**PROVIDED RECORDS**

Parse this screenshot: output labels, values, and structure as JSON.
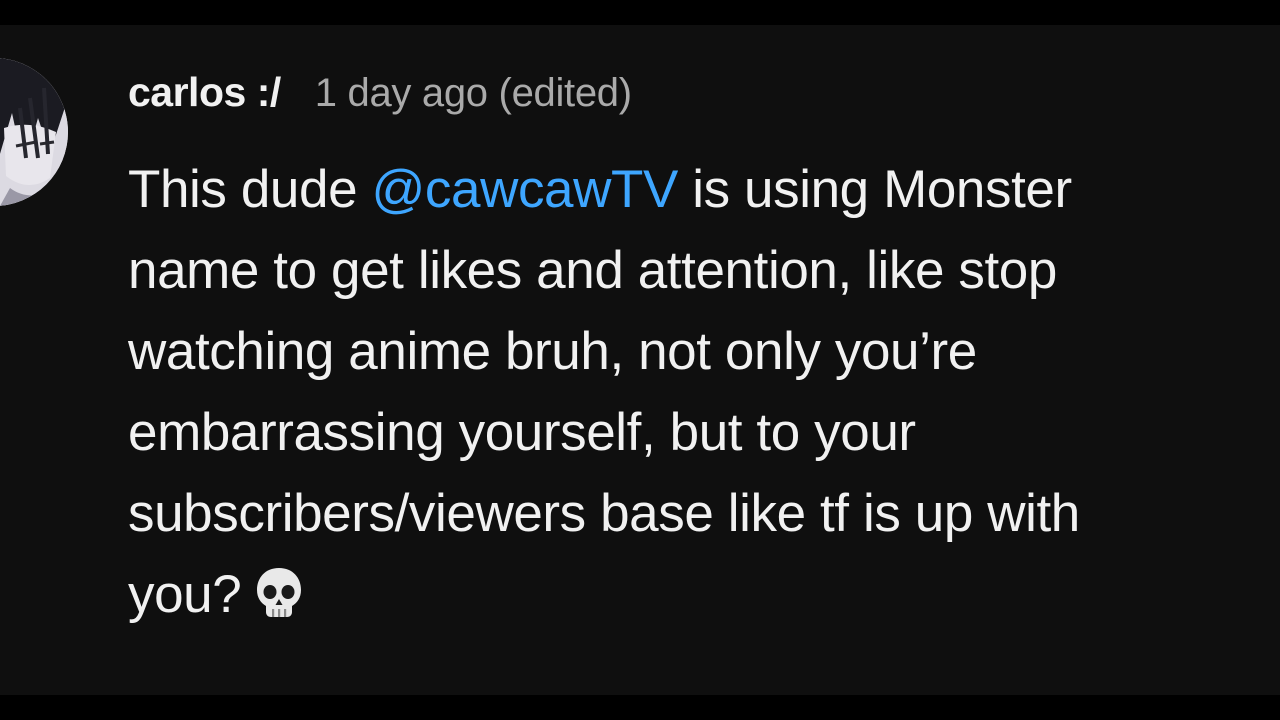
{
  "comment": {
    "author": "carlos :/",
    "timestamp": "1 day ago (edited)",
    "lines": [
      {
        "before": "This dude ",
        "mention": "@cawcawTV",
        "after": " is using Monster"
      },
      {
        "text": "name to get likes and attention, like stop"
      },
      {
        "text": "watching anime bruh, not only you’re"
      },
      {
        "text": "embarrassing yourself, but to your"
      },
      {
        "text": "subscribers/viewers base like tf is up with"
      },
      {
        "text": "you?",
        "emoji": "skull-icon"
      }
    ]
  },
  "colors": {
    "background": "#0f0f0f",
    "letterbox": "#000000",
    "author_text": "#f1f1f1",
    "timestamp_text": "#aaaaaa",
    "body_text": "#f1f1f1",
    "mention_link": "#3ea6ff"
  }
}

**WORK INSTRUCTIONS**
Reproduce each line word for word and drop the pictures.

**RESULT**
Parse this screenshot: output labels, values, and structure as JSON.
{
  "comment": {
    "author": "carlos :/",
    "timestamp": "1 day ago (edited)",
    "lines": [
      {
        "before": "This dude ",
        "mention": "@cawcawTV",
        "after": " is using Monster"
      },
      {
        "text": "name to get likes and attention, like stop"
      },
      {
        "text": "watching anime bruh, not only you’re"
      },
      {
        "text": "embarrassing yourself, but to your"
      },
      {
        "text": "subscribers/viewers base like tf is up with"
      },
      {
        "text": "you?",
        "emoji": "skull-icon"
      }
    ]
  },
  "colors": {
    "background": "#0f0f0f",
    "letterbox": "#000000",
    "author_text": "#f1f1f1",
    "timestamp_text": "#aaaaaa",
    "body_text": "#f1f1f1",
    "mention_link": "#3ea6ff"
  }
}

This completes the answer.